**Task:**
Omit every picture and output the rest of the records exactly as they are.

**Listed records:**
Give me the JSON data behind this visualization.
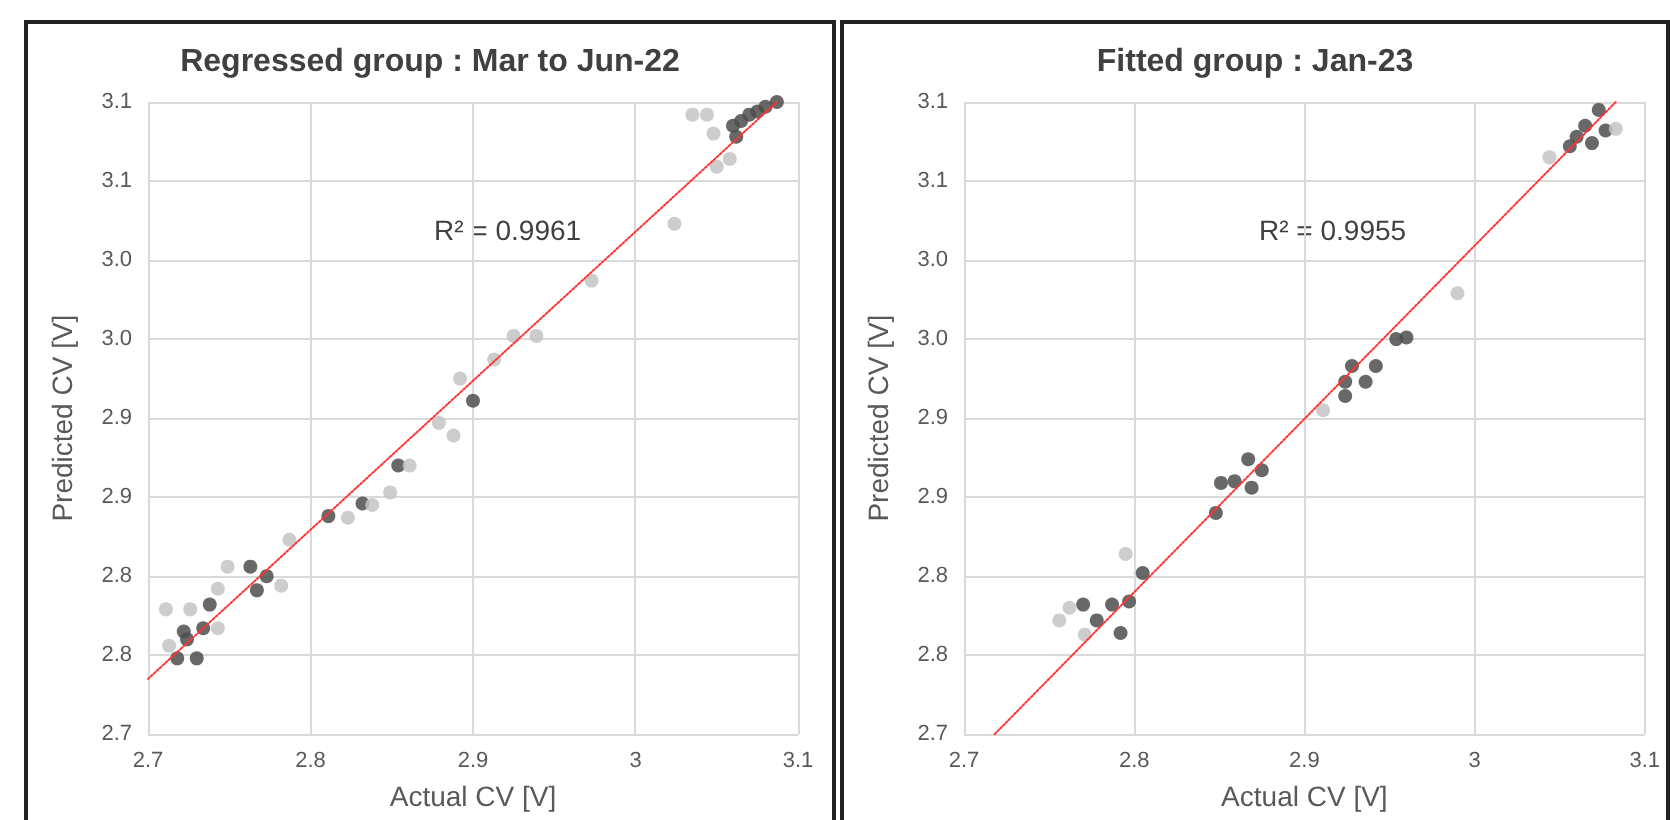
{
  "chart_data": [
    {
      "type": "scatter",
      "title": "Regressed group : Mar to Jun-22",
      "xlabel": "Actual CV [V]",
      "ylabel": "Predicted CV [V]",
      "annotations": [
        "R² = 0.9961"
      ],
      "xlim": [
        2.7,
        3.1
      ],
      "xticks": [
        2.7,
        2.8,
        2.9,
        3,
        3.1
      ],
      "ylim": [
        2.7,
        3.1
      ],
      "yticks": [
        {
          "value": 2.7,
          "label": "2.7"
        },
        {
          "value": 2.75,
          "label": "2.8"
        },
        {
          "value": 2.8,
          "label": "2.8"
        },
        {
          "value": 2.85,
          "label": "2.9"
        },
        {
          "value": 2.9,
          "label": "2.9"
        },
        {
          "value": 2.95,
          "label": "3.0"
        },
        {
          "value": 3.0,
          "label": "3.0"
        },
        {
          "value": 3.05,
          "label": "3.1"
        },
        {
          "value": 3.1,
          "label": "3.1"
        }
      ],
      "grid": true,
      "marker": "circle",
      "series": [
        {
          "color": "#4d4d4d",
          "x": [
            3.087,
            3.08,
            3.075,
            3.07,
            3.065,
            3.06,
            3.062,
            2.9,
            2.854,
            2.832,
            2.811,
            2.763,
            2.773,
            2.767,
            2.738,
            2.734,
            2.722,
            2.718,
            2.73,
            2.724
          ],
          "values": [
            3.1,
            3.097,
            3.094,
            3.092,
            3.088,
            3.085,
            3.078,
            2.911,
            2.87,
            2.846,
            2.838,
            2.806,
            2.8,
            2.791,
            2.782,
            2.767,
            2.765,
            2.748,
            2.748,
            2.76
          ]
        },
        {
          "color": "#c4c4c4",
          "x": [
            3.044,
            3.035,
            3.048,
            3.05,
            3.058,
            3.024,
            2.973,
            2.939,
            2.925,
            2.913,
            2.892,
            2.879,
            2.888,
            2.861,
            2.849,
            2.838,
            2.823,
            2.787,
            2.782,
            2.749,
            2.743,
            2.726,
            2.711,
            2.743,
            2.713
          ],
          "values": [
            3.092,
            3.092,
            3.08,
            3.059,
            3.064,
            3.023,
            2.987,
            2.952,
            2.952,
            2.937,
            2.925,
            2.897,
            2.889,
            2.87,
            2.853,
            2.845,
            2.837,
            2.823,
            2.794,
            2.806,
            2.792,
            2.779,
            2.779,
            2.767,
            2.756
          ]
        },
        {
          "type": "line",
          "color": "#ff3333",
          "line_style": "dotted",
          "marker": "none",
          "x": [
            2.7,
            3.087
          ],
          "values": [
            2.735,
            3.1
          ]
        }
      ]
    },
    {
      "type": "scatter",
      "title": "Fitted group : Jan-23",
      "xlabel": "Actual CV [V]",
      "ylabel": "Predicted CV [V]",
      "annotations": [
        "R² = 0.9955"
      ],
      "xlim": [
        2.7,
        3.1
      ],
      "xticks": [
        2.7,
        2.8,
        2.9,
        3,
        3.1
      ],
      "ylim": [
        2.7,
        3.1
      ],
      "yticks": [
        {
          "value": 2.7,
          "label": "2.7"
        },
        {
          "value": 2.75,
          "label": "2.8"
        },
        {
          "value": 2.8,
          "label": "2.8"
        },
        {
          "value": 2.85,
          "label": "2.9"
        },
        {
          "value": 2.9,
          "label": "2.9"
        },
        {
          "value": 2.95,
          "label": "3.0"
        },
        {
          "value": 3.0,
          "label": "3.0"
        },
        {
          "value": 3.05,
          "label": "3.1"
        },
        {
          "value": 3.1,
          "label": "3.1"
        }
      ],
      "grid": true,
      "marker": "circle",
      "series": [
        {
          "color": "#4d4d4d",
          "x": [
            3.073,
            3.06,
            3.069,
            3.077,
            3.056,
            3.065,
            2.96,
            2.954,
            2.942,
            2.924,
            2.924,
            2.936,
            2.928,
            2.867,
            2.875,
            2.851,
            2.859,
            2.869,
            2.848,
            2.805,
            2.797,
            2.787,
            2.77,
            2.778,
            2.792
          ],
          "values": [
            3.095,
            3.078,
            3.074,
            3.082,
            3.072,
            3.085,
            2.951,
            2.95,
            2.933,
            2.923,
            2.914,
            2.923,
            2.933,
            2.874,
            2.867,
            2.859,
            2.86,
            2.856,
            2.84,
            2.802,
            2.784,
            2.782,
            2.782,
            2.772,
            2.764
          ]
        },
        {
          "color": "#c4c4c4",
          "x": [
            3.083,
            3.044,
            2.99,
            2.911,
            2.795,
            2.762,
            2.756,
            2.771
          ],
          "values": [
            3.083,
            3.065,
            2.979,
            2.905,
            2.814,
            2.78,
            2.772,
            2.763
          ]
        },
        {
          "type": "line",
          "color": "#ff3333",
          "line_style": "dotted",
          "marker": "none",
          "x": [
            2.718,
            3.083
          ],
          "values": [
            2.7,
            3.1
          ]
        }
      ]
    }
  ]
}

**Exercise result:**
Give me the JSON data behind this visualization.
{
  "chart_data": [
    {
      "type": "scatter",
      "title": "Regressed group : Mar to Jun-22",
      "xlabel": "Actual CV [V]",
      "ylabel": "Predicted CV [V]",
      "annotations": [
        "R² = 0.9961"
      ],
      "xlim": [
        2.7,
        3.1
      ],
      "xticks": [
        2.7,
        2.8,
        2.9,
        3,
        3.1
      ],
      "ylim": [
        2.7,
        3.1
      ],
      "yticks": [
        {
          "value": 2.7,
          "label": "2.7"
        },
        {
          "value": 2.75,
          "label": "2.8"
        },
        {
          "value": 2.8,
          "label": "2.8"
        },
        {
          "value": 2.85,
          "label": "2.9"
        },
        {
          "value": 2.9,
          "label": "2.9"
        },
        {
          "value": 2.95,
          "label": "3.0"
        },
        {
          "value": 3.0,
          "label": "3.0"
        },
        {
          "value": 3.05,
          "label": "3.1"
        },
        {
          "value": 3.1,
          "label": "3.1"
        }
      ],
      "grid": true,
      "marker": "circle",
      "series": [
        {
          "color": "#4d4d4d",
          "x": [
            3.087,
            3.08,
            3.075,
            3.07,
            3.065,
            3.06,
            3.062,
            2.9,
            2.854,
            2.832,
            2.811,
            2.763,
            2.773,
            2.767,
            2.738,
            2.734,
            2.722,
            2.718,
            2.73,
            2.724
          ],
          "values": [
            3.1,
            3.097,
            3.094,
            3.092,
            3.088,
            3.085,
            3.078,
            2.911,
            2.87,
            2.846,
            2.838,
            2.806,
            2.8,
            2.791,
            2.782,
            2.767,
            2.765,
            2.748,
            2.748,
            2.76
          ]
        },
        {
          "color": "#c4c4c4",
          "x": [
            3.044,
            3.035,
            3.048,
            3.05,
            3.058,
            3.024,
            2.973,
            2.939,
            2.925,
            2.913,
            2.892,
            2.879,
            2.888,
            2.861,
            2.849,
            2.838,
            2.823,
            2.787,
            2.782,
            2.749,
            2.743,
            2.726,
            2.711,
            2.743,
            2.713
          ],
          "values": [
            3.092,
            3.092,
            3.08,
            3.059,
            3.064,
            3.023,
            2.987,
            2.952,
            2.952,
            2.937,
            2.925,
            2.897,
            2.889,
            2.87,
            2.853,
            2.845,
            2.837,
            2.823,
            2.794,
            2.806,
            2.792,
            2.779,
            2.779,
            2.767,
            2.756
          ]
        },
        {
          "type": "line",
          "color": "#ff3333",
          "line_style": "dotted",
          "marker": "none",
          "x": [
            2.7,
            3.087
          ],
          "values": [
            2.735,
            3.1
          ]
        }
      ]
    },
    {
      "type": "scatter",
      "title": "Fitted group : Jan-23",
      "xlabel": "Actual CV [V]",
      "ylabel": "Predicted CV [V]",
      "annotations": [
        "R² = 0.9955"
      ],
      "xlim": [
        2.7,
        3.1
      ],
      "xticks": [
        2.7,
        2.8,
        2.9,
        3,
        3.1
      ],
      "ylim": [
        2.7,
        3.1
      ],
      "yticks": [
        {
          "value": 2.7,
          "label": "2.7"
        },
        {
          "value": 2.75,
          "label": "2.8"
        },
        {
          "value": 2.8,
          "label": "2.8"
        },
        {
          "value": 2.85,
          "label": "2.9"
        },
        {
          "value": 2.9,
          "label": "2.9"
        },
        {
          "value": 2.95,
          "label": "3.0"
        },
        {
          "value": 3.0,
          "label": "3.0"
        },
        {
          "value": 3.05,
          "label": "3.1"
        },
        {
          "value": 3.1,
          "label": "3.1"
        }
      ],
      "grid": true,
      "marker": "circle",
      "series": [
        {
          "color": "#4d4d4d",
          "x": [
            3.073,
            3.06,
            3.069,
            3.077,
            3.056,
            3.065,
            2.96,
            2.954,
            2.942,
            2.924,
            2.924,
            2.936,
            2.928,
            2.867,
            2.875,
            2.851,
            2.859,
            2.869,
            2.848,
            2.805,
            2.797,
            2.787,
            2.77,
            2.778,
            2.792
          ],
          "values": [
            3.095,
            3.078,
            3.074,
            3.082,
            3.072,
            3.085,
            2.951,
            2.95,
            2.933,
            2.923,
            2.914,
            2.923,
            2.933,
            2.874,
            2.867,
            2.859,
            2.86,
            2.856,
            2.84,
            2.802,
            2.784,
            2.782,
            2.782,
            2.772,
            2.764
          ]
        },
        {
          "color": "#c4c4c4",
          "x": [
            3.083,
            3.044,
            2.99,
            2.911,
            2.795,
            2.762,
            2.756,
            2.771
          ],
          "values": [
            3.083,
            3.065,
            2.979,
            2.905,
            2.814,
            2.78,
            2.772,
            2.763
          ]
        },
        {
          "type": "line",
          "color": "#ff3333",
          "line_style": "dotted",
          "marker": "none",
          "x": [
            2.718,
            3.083
          ],
          "values": [
            2.7,
            3.1
          ]
        }
      ]
    }
  ]
}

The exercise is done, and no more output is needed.